→ **Exercise prompt**: Count how many lines mention the word "title". Write that number alone.

________

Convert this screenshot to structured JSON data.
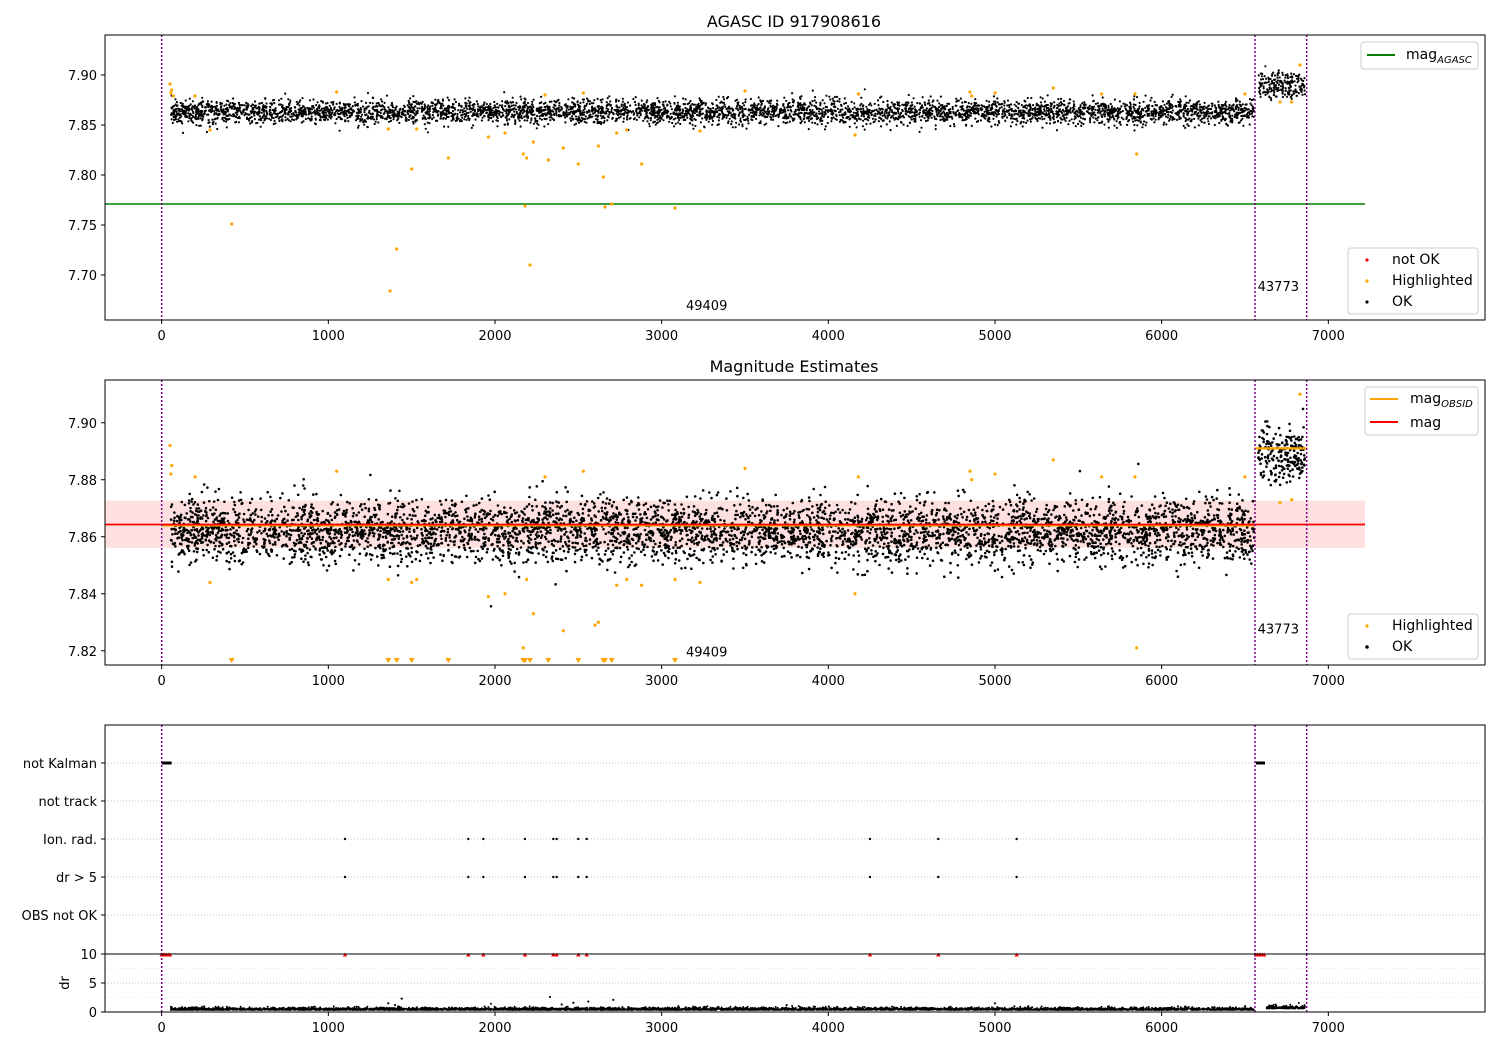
{
  "chart_data": [
    {
      "type": "scatter",
      "title": "AGASC ID 917908616",
      "xlim": [
        -340,
        7940
      ],
      "ylim": [
        7.655,
        7.94
      ],
      "xticks": [
        0,
        1000,
        2000,
        3000,
        4000,
        5000,
        6000,
        7000
      ],
      "yticks": [
        7.7,
        7.75,
        7.8,
        7.85,
        7.9
      ],
      "ytick_labels": [
        "7.70",
        "7.75",
        "7.80",
        "7.85",
        "7.90"
      ],
      "grid": false,
      "legend_upper": {
        "position": "top-right",
        "entries": [
          {
            "base": "mag",
            "sub": "AGASC",
            "color": "#008000"
          }
        ]
      },
      "legend_lower": {
        "position": "bottom-right",
        "entries": [
          {
            "label": "not OK",
            "color": "#ff0000"
          },
          {
            "label": "Highlighted",
            "color": "#ffa500"
          },
          {
            "label": "OK",
            "color": "#000000"
          }
        ]
      },
      "lines": [
        {
          "name": "mag_AGASC",
          "y": 7.771,
          "x": [
            -340,
            7220
          ],
          "color": "#008000"
        }
      ],
      "vlines": [
        0,
        6560,
        6870
      ],
      "obsid_labels": [
        {
          "text": "49409",
          "x": 3270,
          "y": 7.665
        },
        {
          "text": "43773",
          "x": 6700,
          "y": 7.684
        }
      ],
      "segments": [
        {
          "x": [
            55,
            6555
          ],
          "center": 7.863,
          "spread": 0.006,
          "trend": 0
        },
        {
          "x": [
            6580,
            6860
          ],
          "center": 7.889,
          "spread": 0.007,
          "trend": 0
        }
      ],
      "highlighted": [
        [
          50,
          7.891
        ],
        [
          55,
          7.882
        ],
        [
          60,
          7.885
        ],
        [
          70,
          7.879
        ],
        [
          200,
          7.879
        ],
        [
          290,
          7.845
        ],
        [
          420,
          7.751
        ],
        [
          1050,
          7.883
        ],
        [
          1360,
          7.846
        ],
        [
          1370,
          7.684
        ],
        [
          1410,
          7.726
        ],
        [
          1500,
          7.806
        ],
        [
          1530,
          7.846
        ],
        [
          1720,
          7.817
        ],
        [
          1960,
          7.838
        ],
        [
          2060,
          7.842
        ],
        [
          2170,
          7.821
        ],
        [
          2190,
          7.817
        ],
        [
          2180,
          7.769
        ],
        [
          2210,
          7.71
        ],
        [
          2230,
          7.833
        ],
        [
          2300,
          7.88
        ],
        [
          2320,
          7.815
        ],
        [
          2410,
          7.827
        ],
        [
          2500,
          7.811
        ],
        [
          2530,
          7.882
        ],
        [
          2620,
          7.829
        ],
        [
          2650,
          7.798
        ],
        [
          2660,
          7.768
        ],
        [
          2700,
          7.771
        ],
        [
          2730,
          7.842
        ],
        [
          2790,
          7.845
        ],
        [
          2880,
          7.811
        ],
        [
          3080,
          7.767
        ],
        [
          3230,
          7.844
        ],
        [
          3500,
          7.884
        ],
        [
          4160,
          7.84
        ],
        [
          4180,
          7.881
        ],
        [
          4850,
          7.883
        ],
        [
          4860,
          7.879
        ],
        [
          5000,
          7.882
        ],
        [
          5350,
          7.887
        ],
        [
          5640,
          7.881
        ],
        [
          5840,
          7.881
        ],
        [
          5850,
          7.821
        ],
        [
          6500,
          7.881
        ],
        [
          6710,
          7.873
        ],
        [
          6780,
          7.873
        ],
        [
          6830,
          7.91
        ]
      ]
    },
    {
      "type": "scatter",
      "title": "Magnitude Estimates",
      "xlim": [
        -340,
        7940
      ],
      "ylim": [
        7.815,
        7.915
      ],
      "xticks": [
        0,
        1000,
        2000,
        3000,
        4000,
        5000,
        6000,
        7000
      ],
      "yticks": [
        7.82,
        7.84,
        7.86,
        7.88,
        7.9
      ],
      "ytick_labels": [
        "7.82",
        "7.84",
        "7.86",
        "7.88",
        "7.90"
      ],
      "grid": false,
      "legend_upper": {
        "position": "top-right",
        "entries": [
          {
            "base": "mag",
            "sub": "OBSID",
            "color": "#ffa500"
          },
          {
            "base": "mag",
            "sub": "",
            "color": "#ff0000"
          }
        ]
      },
      "legend_lower": {
        "position": "bottom-right",
        "entries": [
          {
            "label": "Highlighted",
            "color": "#ffa500"
          },
          {
            "label": "OK",
            "color": "#000000"
          }
        ]
      },
      "mag_line": {
        "y": 7.8643,
        "x": [
          -340,
          7220
        ],
        "color": "#ff0000",
        "band": [
          7.8561,
          7.8727
        ]
      },
      "obsid_lines": [
        {
          "x": [
            0,
            6560
          ],
          "y": 7.864,
          "color": "#ffa500"
        },
        {
          "x": [
            6560,
            6870
          ],
          "y": 7.891,
          "color": "#ffa500"
        }
      ],
      "vlines": [
        0,
        6560,
        6870
      ],
      "obsid_labels": [
        {
          "text": "49409",
          "x": 3270,
          "y": 7.818
        },
        {
          "text": "43773",
          "x": 6700,
          "y": 7.826
        }
      ],
      "segments": [
        {
          "x": [
            55,
            6555
          ],
          "center": 7.862,
          "spread": 0.0055,
          "trend": 0
        },
        {
          "x": [
            6580,
            6860
          ],
          "center": 7.889,
          "spread": 0.0048,
          "trend": 0
        }
      ],
      "highlighted": [
        [
          50,
          7.892
        ],
        [
          55,
          7.882
        ],
        [
          60,
          7.885
        ],
        [
          200,
          7.881
        ],
        [
          290,
          7.844
        ],
        [
          1050,
          7.883
        ],
        [
          1360,
          7.845
        ],
        [
          1500,
          7.844
        ],
        [
          1530,
          7.845
        ],
        [
          1960,
          7.839
        ],
        [
          2060,
          7.84
        ],
        [
          2170,
          7.821
        ],
        [
          2190,
          7.845
        ],
        [
          2230,
          7.833
        ],
        [
          2300,
          7.881
        ],
        [
          2410,
          7.827
        ],
        [
          2530,
          7.883
        ],
        [
          2600,
          7.829
        ],
        [
          2620,
          7.83
        ],
        [
          2730,
          7.843
        ],
        [
          2790,
          7.845
        ],
        [
          2880,
          7.843
        ],
        [
          3080,
          7.845
        ],
        [
          3230,
          7.844
        ],
        [
          3500,
          7.884
        ],
        [
          4160,
          7.84
        ],
        [
          4180,
          7.881
        ],
        [
          4850,
          7.883
        ],
        [
          4860,
          7.88
        ],
        [
          5000,
          7.882
        ],
        [
          5350,
          7.887
        ],
        [
          5640,
          7.881
        ],
        [
          5840,
          7.881
        ],
        [
          5850,
          7.821
        ],
        [
          6500,
          7.881
        ],
        [
          6710,
          7.872
        ],
        [
          6780,
          7.873
        ],
        [
          6830,
          7.91
        ]
      ],
      "clipped_x": [
        420,
        1360,
        1410,
        1500,
        1720,
        2170,
        2180,
        2210,
        2320,
        2500,
        2650,
        2660,
        2700,
        3080
      ]
    },
    {
      "type": "scatter",
      "title": "",
      "xlim": [
        -340,
        7940
      ],
      "xticks": [
        0,
        1000,
        2000,
        3000,
        4000,
        5000,
        6000,
        7000
      ],
      "flag_rows": [
        "not Kalman",
        "not track",
        "Ion. rad.",
        "dr > 5",
        "OBS not OK"
      ],
      "grid": true,
      "vlines": [
        0,
        6560,
        6870
      ],
      "not_kalman_x": [
        [
          0,
          60
        ],
        [
          6565,
          6620
        ]
      ],
      "ion_rad_x": [
        1100,
        1840,
        1930,
        2180,
        2350,
        2370,
        2500,
        2550,
        4250,
        4660,
        5130
      ],
      "dr_gt5_x": [
        1100,
        1840,
        1930,
        2180,
        2350,
        2370,
        2500,
        2550,
        4250,
        4660,
        5130
      ]
    },
    {
      "type": "scatter",
      "title": "",
      "ylabel": "dr",
      "xlim": [
        -340,
        7940
      ],
      "ylim": [
        0,
        10
      ],
      "xticks": [
        0,
        1000,
        2000,
        3000,
        4000,
        5000,
        6000,
        7000
      ],
      "yticks": [
        0,
        5,
        10
      ],
      "ytick_labels": [
        "0",
        "5",
        "10"
      ],
      "grid": true,
      "vlines": [
        0,
        6560,
        6870
      ],
      "clipped_marker_x": [
        0,
        10,
        20,
        30,
        40,
        50,
        1100,
        1840,
        1930,
        2180,
        2350,
        2370,
        2500,
        2550,
        4250,
        4660,
        5130,
        6565,
        6575,
        6585,
        6595,
        6605,
        6615
      ],
      "outliers": [
        [
          1360,
          1.5
        ],
        [
          1400,
          1.2
        ],
        [
          1440,
          2.3
        ],
        [
          2330,
          2.6
        ],
        [
          2400,
          1.3
        ],
        [
          2470,
          1.6
        ],
        [
          2560,
          1.8
        ],
        [
          2710,
          2.1
        ],
        [
          3100,
          1.0
        ],
        [
          3750,
          1.2
        ],
        [
          5000,
          1.5
        ],
        [
          5200,
          1.0
        ],
        [
          6140,
          0.9
        ],
        [
          6500,
          1.0
        ]
      ],
      "segments": [
        {
          "x": [
            55,
            6555
          ],
          "center": 0.35,
          "spread": 0.22
        },
        {
          "x": [
            6630,
            6860
          ],
          "center": 0.6,
          "spread": 0.25
        }
      ]
    }
  ]
}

________

→ **Correct result**: 4